• _Problem_: Locate each line holding the string "this" and copy it.

[Data excerpts]
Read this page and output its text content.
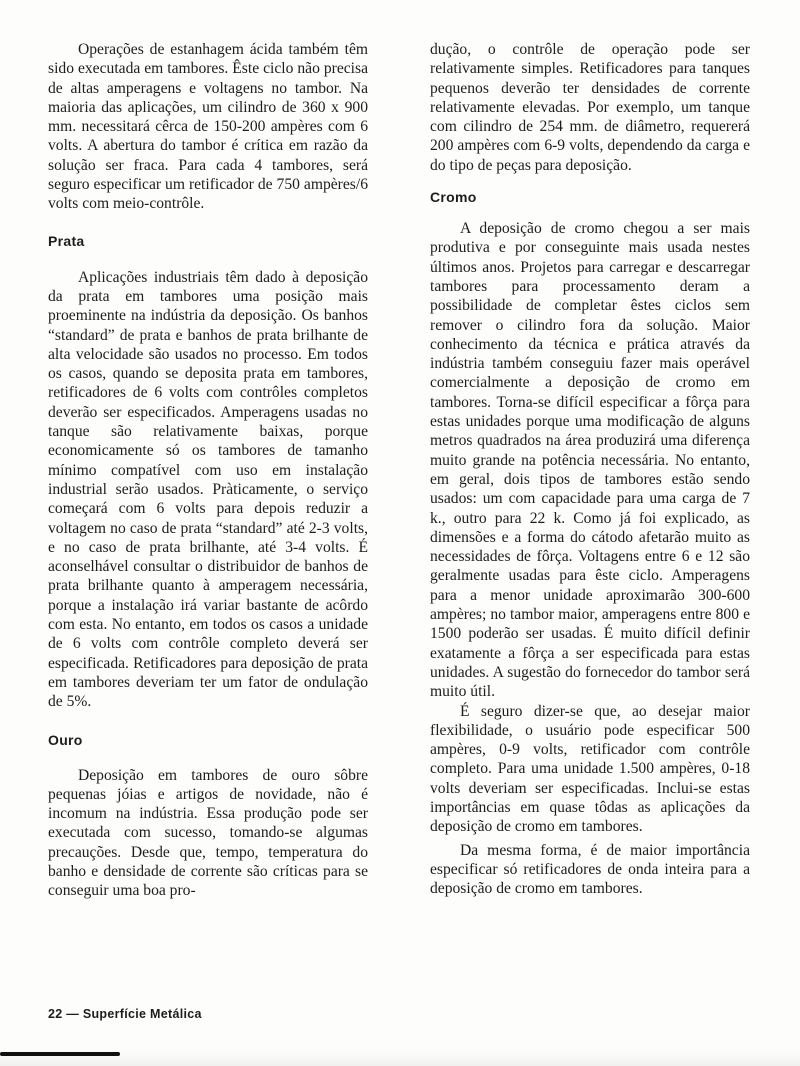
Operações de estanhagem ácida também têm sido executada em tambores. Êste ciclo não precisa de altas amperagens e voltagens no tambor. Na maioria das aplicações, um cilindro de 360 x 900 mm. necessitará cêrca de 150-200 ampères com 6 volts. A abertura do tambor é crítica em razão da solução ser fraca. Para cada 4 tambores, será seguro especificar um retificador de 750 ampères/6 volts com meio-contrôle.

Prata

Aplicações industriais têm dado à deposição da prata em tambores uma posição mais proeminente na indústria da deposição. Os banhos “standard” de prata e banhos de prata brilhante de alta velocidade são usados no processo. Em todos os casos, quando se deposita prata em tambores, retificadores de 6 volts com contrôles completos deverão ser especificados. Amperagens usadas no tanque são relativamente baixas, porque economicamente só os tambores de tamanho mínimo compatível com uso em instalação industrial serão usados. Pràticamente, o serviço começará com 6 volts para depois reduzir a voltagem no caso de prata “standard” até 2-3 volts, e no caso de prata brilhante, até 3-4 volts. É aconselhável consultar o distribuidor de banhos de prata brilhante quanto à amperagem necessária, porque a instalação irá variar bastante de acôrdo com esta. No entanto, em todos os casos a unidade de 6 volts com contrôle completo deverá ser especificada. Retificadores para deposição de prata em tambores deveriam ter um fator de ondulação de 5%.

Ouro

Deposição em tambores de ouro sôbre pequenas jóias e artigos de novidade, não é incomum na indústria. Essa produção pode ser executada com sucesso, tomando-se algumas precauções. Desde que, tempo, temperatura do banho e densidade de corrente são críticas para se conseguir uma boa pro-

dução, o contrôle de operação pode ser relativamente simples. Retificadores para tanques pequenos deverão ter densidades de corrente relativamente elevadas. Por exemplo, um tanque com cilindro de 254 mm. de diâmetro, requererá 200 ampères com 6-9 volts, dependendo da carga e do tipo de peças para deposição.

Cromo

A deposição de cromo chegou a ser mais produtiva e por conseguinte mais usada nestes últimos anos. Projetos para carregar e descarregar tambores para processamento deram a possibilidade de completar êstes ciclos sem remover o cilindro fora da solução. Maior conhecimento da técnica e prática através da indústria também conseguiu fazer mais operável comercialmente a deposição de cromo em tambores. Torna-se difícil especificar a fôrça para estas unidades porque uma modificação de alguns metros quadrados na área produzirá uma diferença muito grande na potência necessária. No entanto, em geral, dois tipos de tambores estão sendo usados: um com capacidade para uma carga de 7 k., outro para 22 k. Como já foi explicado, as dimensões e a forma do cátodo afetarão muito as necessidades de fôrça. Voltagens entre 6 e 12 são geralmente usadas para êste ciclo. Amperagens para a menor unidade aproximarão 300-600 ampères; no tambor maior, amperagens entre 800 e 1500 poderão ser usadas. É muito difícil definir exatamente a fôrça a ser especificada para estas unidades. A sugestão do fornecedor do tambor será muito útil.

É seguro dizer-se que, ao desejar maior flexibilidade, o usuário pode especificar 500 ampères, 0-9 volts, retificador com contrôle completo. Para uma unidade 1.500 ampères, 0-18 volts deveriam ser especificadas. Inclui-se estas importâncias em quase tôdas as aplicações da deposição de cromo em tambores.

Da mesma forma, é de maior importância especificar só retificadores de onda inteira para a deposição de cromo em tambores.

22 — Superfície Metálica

==

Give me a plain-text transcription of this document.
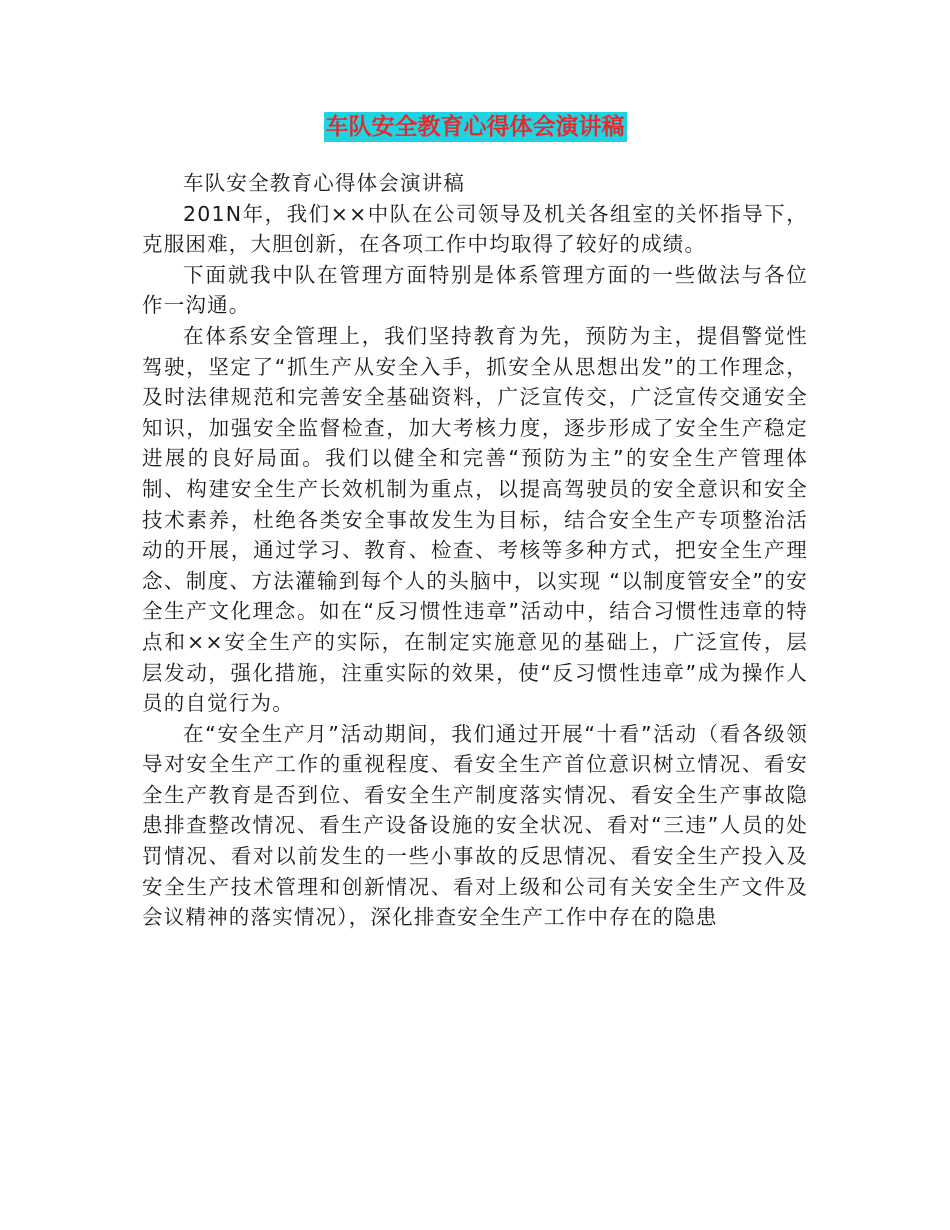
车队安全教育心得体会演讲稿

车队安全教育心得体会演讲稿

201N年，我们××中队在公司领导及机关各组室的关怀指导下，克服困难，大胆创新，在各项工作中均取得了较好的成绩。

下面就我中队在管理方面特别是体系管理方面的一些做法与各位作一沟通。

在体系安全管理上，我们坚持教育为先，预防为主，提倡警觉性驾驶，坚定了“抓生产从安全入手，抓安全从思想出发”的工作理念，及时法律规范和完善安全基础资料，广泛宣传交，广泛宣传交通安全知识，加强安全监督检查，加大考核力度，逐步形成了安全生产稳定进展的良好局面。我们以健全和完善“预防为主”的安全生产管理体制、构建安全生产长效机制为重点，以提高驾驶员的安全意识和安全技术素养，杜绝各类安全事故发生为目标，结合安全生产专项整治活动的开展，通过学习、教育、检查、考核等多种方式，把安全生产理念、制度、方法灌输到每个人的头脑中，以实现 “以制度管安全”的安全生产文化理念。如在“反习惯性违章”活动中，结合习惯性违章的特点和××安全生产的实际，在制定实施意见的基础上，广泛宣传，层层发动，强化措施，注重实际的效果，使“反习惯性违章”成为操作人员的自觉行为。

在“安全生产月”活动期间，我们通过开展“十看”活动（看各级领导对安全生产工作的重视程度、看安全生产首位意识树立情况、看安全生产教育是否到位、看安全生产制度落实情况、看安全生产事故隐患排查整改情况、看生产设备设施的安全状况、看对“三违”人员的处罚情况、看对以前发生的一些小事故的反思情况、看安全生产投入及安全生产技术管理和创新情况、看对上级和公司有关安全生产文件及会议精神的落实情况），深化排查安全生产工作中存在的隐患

• _Full answer_:
Read this page and output its text content.
Give me a plain-text transcription of this document.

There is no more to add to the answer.